* AVAILABLE RECORDS:
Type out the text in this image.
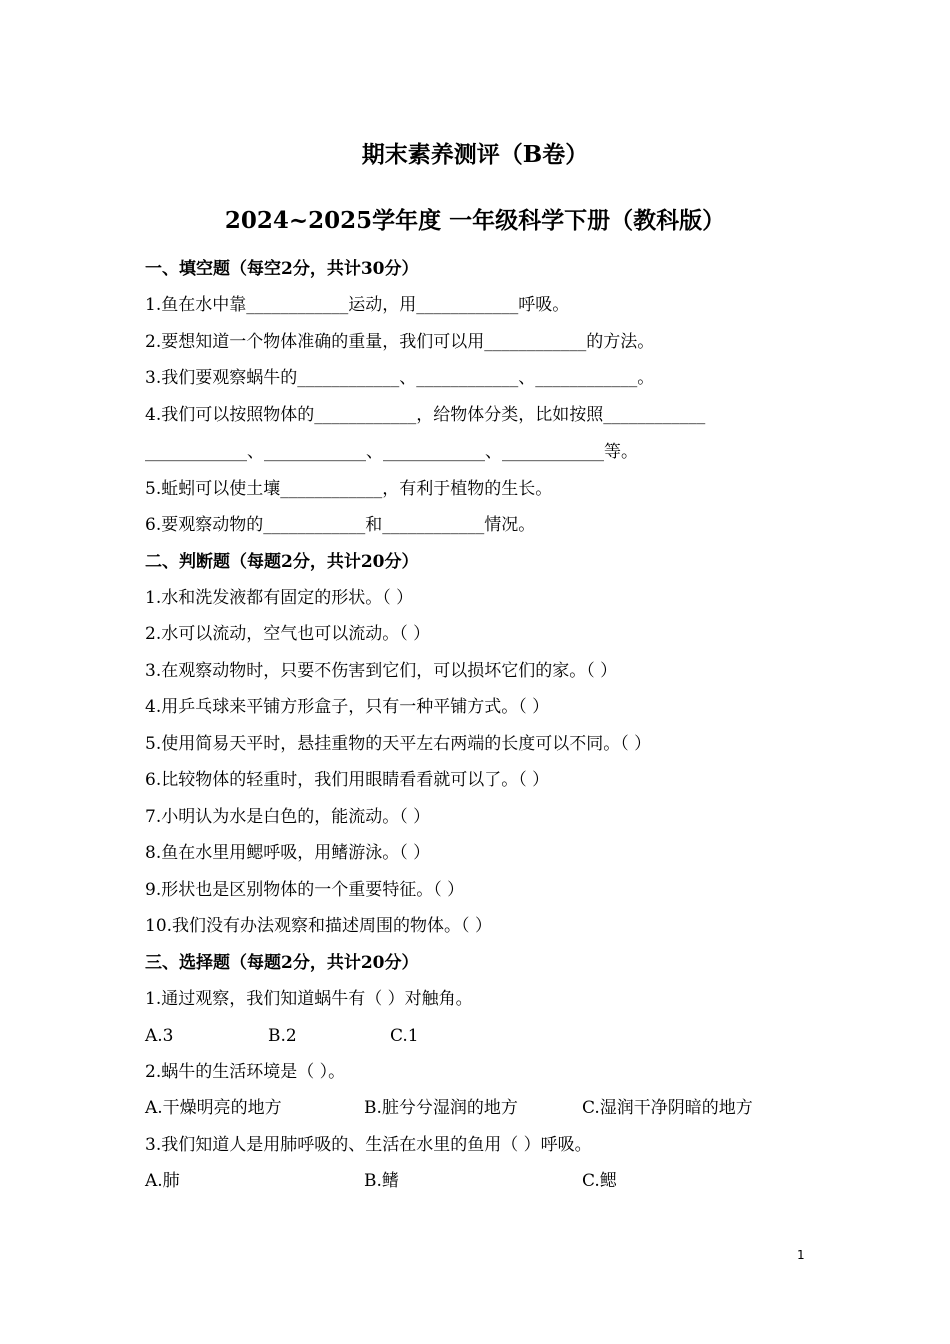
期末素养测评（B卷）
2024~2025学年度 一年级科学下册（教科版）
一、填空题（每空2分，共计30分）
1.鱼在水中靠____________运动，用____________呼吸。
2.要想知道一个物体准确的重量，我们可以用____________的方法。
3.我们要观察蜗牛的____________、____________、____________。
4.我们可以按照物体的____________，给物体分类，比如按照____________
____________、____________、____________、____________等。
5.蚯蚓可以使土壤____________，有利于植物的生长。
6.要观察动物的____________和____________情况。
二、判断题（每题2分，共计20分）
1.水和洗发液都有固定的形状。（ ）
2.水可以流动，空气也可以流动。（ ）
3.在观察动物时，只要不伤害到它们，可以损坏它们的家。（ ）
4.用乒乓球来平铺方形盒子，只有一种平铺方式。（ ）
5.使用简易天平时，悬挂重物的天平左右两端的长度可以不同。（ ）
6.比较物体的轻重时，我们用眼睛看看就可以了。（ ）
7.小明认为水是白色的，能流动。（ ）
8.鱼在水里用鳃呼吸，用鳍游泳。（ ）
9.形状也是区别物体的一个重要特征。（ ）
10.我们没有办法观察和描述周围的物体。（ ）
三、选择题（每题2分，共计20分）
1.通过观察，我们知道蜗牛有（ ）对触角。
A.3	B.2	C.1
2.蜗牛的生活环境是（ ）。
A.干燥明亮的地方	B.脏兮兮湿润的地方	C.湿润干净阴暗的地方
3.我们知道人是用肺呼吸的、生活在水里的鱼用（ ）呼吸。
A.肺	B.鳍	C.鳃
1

...

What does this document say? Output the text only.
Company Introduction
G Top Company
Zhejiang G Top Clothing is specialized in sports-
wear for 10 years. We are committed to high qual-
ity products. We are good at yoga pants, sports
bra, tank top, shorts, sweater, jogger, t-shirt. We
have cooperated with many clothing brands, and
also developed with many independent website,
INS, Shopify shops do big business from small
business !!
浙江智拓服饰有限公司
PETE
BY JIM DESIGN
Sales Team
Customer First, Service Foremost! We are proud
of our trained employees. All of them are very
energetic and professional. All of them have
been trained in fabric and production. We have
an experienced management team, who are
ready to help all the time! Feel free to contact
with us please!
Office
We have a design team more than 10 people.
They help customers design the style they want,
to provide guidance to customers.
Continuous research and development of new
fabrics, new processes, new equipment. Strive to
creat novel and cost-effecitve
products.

* AIM OF THE TASK: From the data, collect all lines where the string "with" appears.

* RESPONSE:
have cooperated with many clothing brands, and
also developed with many independent website,
with us please!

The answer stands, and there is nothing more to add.